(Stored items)
· · ·
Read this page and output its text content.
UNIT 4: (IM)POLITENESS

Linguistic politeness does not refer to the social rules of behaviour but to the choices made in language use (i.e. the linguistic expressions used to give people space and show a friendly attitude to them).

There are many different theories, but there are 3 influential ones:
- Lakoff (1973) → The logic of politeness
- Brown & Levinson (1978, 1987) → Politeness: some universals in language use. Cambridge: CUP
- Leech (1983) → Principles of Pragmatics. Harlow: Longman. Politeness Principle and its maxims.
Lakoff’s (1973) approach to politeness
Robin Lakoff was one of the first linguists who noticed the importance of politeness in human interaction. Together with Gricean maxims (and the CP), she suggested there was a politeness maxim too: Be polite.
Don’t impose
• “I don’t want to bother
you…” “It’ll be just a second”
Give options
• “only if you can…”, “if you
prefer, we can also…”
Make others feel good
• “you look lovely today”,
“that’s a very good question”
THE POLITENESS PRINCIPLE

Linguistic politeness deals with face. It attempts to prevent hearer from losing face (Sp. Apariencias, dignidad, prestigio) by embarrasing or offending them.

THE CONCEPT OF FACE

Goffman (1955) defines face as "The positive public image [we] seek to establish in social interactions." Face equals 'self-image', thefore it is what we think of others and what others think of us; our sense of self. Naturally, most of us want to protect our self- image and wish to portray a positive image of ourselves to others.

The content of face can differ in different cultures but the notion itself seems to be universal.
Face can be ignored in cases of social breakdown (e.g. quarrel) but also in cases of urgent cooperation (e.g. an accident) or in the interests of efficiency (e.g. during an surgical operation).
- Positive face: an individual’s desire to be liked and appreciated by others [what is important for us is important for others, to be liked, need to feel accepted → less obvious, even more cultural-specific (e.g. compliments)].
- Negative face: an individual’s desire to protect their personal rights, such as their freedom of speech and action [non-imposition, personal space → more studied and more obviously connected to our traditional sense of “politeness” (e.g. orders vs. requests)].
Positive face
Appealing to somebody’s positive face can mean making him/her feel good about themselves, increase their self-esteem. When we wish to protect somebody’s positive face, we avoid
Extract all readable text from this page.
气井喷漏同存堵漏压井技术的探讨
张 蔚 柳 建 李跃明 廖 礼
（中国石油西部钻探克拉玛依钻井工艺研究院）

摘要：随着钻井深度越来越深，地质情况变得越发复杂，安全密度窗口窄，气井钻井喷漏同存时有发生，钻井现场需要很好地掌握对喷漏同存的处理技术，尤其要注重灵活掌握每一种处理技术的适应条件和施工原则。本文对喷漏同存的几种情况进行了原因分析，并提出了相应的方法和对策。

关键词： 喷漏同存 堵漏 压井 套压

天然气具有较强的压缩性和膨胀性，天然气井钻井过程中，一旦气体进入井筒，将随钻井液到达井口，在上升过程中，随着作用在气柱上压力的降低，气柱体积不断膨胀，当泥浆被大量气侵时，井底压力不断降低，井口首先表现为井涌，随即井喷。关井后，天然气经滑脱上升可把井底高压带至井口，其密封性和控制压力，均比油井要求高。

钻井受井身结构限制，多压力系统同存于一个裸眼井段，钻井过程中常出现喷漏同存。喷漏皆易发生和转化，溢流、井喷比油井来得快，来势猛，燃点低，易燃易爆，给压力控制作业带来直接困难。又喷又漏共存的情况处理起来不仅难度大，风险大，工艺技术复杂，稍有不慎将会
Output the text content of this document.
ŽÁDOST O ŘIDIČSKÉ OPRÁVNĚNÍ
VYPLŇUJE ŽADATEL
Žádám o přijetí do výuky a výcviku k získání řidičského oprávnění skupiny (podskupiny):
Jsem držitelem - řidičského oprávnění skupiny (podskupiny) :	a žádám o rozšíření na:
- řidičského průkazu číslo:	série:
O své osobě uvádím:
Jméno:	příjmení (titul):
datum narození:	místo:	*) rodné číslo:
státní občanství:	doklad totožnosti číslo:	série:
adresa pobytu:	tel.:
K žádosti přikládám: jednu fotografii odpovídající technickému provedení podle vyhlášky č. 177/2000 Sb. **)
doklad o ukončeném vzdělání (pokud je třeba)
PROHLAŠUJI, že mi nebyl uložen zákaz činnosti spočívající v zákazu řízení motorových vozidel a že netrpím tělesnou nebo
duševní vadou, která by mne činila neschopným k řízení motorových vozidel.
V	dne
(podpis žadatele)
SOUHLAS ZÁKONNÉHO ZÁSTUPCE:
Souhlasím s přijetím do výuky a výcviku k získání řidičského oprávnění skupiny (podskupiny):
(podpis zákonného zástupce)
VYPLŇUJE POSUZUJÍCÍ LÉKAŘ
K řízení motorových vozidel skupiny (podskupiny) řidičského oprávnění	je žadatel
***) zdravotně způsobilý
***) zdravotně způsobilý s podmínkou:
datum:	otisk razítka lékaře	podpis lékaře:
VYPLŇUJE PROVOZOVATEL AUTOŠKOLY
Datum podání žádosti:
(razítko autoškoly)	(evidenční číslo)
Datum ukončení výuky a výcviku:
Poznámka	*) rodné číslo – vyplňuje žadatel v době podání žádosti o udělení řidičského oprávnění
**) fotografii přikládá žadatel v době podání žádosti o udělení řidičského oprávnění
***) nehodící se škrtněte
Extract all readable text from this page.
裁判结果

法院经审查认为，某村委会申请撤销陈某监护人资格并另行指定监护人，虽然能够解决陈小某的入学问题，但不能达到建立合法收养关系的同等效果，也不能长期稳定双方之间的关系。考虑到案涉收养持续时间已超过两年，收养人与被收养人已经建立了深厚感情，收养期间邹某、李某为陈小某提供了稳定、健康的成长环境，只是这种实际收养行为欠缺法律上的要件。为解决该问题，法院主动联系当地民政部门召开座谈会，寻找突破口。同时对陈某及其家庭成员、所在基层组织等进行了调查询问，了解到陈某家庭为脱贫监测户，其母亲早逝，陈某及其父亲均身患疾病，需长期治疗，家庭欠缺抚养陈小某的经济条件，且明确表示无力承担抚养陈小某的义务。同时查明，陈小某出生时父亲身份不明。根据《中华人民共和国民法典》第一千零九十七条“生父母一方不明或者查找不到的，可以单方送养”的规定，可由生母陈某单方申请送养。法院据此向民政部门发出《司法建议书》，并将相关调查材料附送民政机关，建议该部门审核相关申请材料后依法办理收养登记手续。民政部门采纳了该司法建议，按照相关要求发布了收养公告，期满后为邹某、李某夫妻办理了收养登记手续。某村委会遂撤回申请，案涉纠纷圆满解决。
· · ·
▶ Stated problem: Copy each line of the listing that includes "different".

▶ Solution for this exercise:
There are many different theories, but there are 3 influential ones:
The content of face can differ in different cultures but the notion itself seems to be universal.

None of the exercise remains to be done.